Stored entries:

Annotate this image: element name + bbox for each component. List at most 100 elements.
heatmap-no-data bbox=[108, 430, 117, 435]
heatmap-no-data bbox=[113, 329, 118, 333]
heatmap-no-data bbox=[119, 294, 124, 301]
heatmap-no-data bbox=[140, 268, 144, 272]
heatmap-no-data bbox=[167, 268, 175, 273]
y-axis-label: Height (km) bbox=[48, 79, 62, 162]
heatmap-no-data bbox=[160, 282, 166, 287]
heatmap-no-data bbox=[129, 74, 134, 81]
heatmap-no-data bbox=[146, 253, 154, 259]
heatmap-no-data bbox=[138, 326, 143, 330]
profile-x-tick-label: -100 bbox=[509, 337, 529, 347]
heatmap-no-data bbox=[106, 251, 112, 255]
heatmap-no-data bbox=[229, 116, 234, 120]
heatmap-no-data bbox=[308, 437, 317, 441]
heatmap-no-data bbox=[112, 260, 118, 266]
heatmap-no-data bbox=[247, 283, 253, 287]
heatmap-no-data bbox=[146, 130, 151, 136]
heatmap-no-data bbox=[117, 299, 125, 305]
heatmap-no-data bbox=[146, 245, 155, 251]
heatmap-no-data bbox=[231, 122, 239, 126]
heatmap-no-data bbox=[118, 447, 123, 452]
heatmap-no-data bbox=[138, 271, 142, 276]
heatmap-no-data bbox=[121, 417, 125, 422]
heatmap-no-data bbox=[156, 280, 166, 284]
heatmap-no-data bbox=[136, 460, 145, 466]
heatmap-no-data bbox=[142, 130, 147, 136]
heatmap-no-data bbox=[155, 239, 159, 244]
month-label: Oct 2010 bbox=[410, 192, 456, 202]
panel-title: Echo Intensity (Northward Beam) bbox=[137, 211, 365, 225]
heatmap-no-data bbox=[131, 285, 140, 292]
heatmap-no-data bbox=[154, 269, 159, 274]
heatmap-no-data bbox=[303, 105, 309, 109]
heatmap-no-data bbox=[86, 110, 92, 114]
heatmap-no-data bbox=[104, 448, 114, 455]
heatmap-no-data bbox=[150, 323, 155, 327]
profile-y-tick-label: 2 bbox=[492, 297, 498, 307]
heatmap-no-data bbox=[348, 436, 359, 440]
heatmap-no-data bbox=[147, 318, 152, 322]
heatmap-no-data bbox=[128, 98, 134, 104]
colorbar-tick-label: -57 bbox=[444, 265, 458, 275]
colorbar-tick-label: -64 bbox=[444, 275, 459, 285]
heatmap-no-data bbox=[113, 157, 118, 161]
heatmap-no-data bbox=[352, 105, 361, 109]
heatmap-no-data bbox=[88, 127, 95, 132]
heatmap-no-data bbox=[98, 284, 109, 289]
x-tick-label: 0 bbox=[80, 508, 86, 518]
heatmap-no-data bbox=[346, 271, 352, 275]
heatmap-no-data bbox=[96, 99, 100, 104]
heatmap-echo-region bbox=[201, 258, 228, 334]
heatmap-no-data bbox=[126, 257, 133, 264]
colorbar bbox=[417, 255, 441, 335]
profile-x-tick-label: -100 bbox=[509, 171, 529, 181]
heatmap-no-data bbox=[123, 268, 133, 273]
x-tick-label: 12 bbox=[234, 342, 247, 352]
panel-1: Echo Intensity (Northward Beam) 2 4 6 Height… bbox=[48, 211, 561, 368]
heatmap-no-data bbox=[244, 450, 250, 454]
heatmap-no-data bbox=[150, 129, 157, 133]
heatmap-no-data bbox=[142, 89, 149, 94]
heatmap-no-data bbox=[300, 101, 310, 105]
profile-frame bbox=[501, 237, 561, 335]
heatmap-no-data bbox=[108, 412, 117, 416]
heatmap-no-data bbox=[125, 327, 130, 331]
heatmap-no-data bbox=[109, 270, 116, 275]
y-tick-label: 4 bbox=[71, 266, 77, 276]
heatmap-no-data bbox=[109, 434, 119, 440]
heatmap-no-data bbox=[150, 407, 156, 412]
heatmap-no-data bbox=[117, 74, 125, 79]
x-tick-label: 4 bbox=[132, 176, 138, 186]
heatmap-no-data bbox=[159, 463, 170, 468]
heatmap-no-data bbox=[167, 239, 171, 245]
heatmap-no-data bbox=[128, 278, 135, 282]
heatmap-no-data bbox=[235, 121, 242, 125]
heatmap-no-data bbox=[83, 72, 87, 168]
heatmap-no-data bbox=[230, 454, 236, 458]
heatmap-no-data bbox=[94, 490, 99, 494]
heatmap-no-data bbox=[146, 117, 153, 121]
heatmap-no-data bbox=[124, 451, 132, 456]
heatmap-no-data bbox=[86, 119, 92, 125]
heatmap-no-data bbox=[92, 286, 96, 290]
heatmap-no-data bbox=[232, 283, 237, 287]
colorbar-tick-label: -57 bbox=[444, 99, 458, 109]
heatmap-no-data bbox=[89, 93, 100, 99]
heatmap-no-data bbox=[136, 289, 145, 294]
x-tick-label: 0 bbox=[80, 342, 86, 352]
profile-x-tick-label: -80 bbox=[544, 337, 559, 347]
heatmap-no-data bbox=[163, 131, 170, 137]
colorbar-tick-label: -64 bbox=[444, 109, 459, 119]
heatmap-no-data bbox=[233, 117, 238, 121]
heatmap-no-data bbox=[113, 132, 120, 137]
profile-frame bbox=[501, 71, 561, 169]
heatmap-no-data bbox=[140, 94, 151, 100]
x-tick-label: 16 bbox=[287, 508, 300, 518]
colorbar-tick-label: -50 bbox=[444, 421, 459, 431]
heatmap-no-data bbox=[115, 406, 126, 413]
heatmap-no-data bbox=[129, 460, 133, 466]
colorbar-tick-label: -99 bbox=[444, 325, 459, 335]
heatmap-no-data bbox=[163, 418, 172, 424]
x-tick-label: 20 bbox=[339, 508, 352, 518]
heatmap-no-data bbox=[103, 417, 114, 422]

To be done:
Reproduce verbatim the data from the first line through the line containing "heatmap-no-data bbox=[154, 269, 159, 274]", with both of those lines included.

Result below:
Annotate this image: element name + bbox for each component. List at most 100 elements.
heatmap-no-data bbox=[108, 430, 117, 435]
heatmap-no-data bbox=[113, 329, 118, 333]
heatmap-no-data bbox=[119, 294, 124, 301]
heatmap-no-data bbox=[140, 268, 144, 272]
heatmap-no-data bbox=[167, 268, 175, 273]
y-axis-label: Height (km) bbox=[48, 79, 62, 162]
heatmap-no-data bbox=[160, 282, 166, 287]
heatmap-no-data bbox=[129, 74, 134, 81]
heatmap-no-data bbox=[146, 253, 154, 259]
heatmap-no-data bbox=[138, 326, 143, 330]
profile-x-tick-label: -100 bbox=[509, 337, 529, 347]
heatmap-no-data bbox=[106, 251, 112, 255]
heatmap-no-data bbox=[229, 116, 234, 120]
heatmap-no-data bbox=[308, 437, 317, 441]
heatmap-no-data bbox=[112, 260, 118, 266]
heatmap-no-data bbox=[247, 283, 253, 287]
heatmap-no-data bbox=[146, 130, 151, 136]
heatmap-no-data bbox=[117, 299, 125, 305]
heatmap-no-data bbox=[146, 245, 155, 251]
heatmap-no-data bbox=[231, 122, 239, 126]
heatmap-no-data bbox=[118, 447, 123, 452]
heatmap-no-data bbox=[138, 271, 142, 276]
heatmap-no-data bbox=[121, 417, 125, 422]
heatmap-no-data bbox=[156, 280, 166, 284]
heatmap-no-data bbox=[136, 460, 145, 466]
heatmap-no-data bbox=[142, 130, 147, 136]
heatmap-no-data bbox=[155, 239, 159, 244]
month-label: Oct 2010 bbox=[410, 192, 456, 202]
panel-title: Echo Intensity (Northward Beam) bbox=[137, 211, 365, 225]
heatmap-no-data bbox=[131, 285, 140, 292]
heatmap-no-data bbox=[154, 269, 159, 274]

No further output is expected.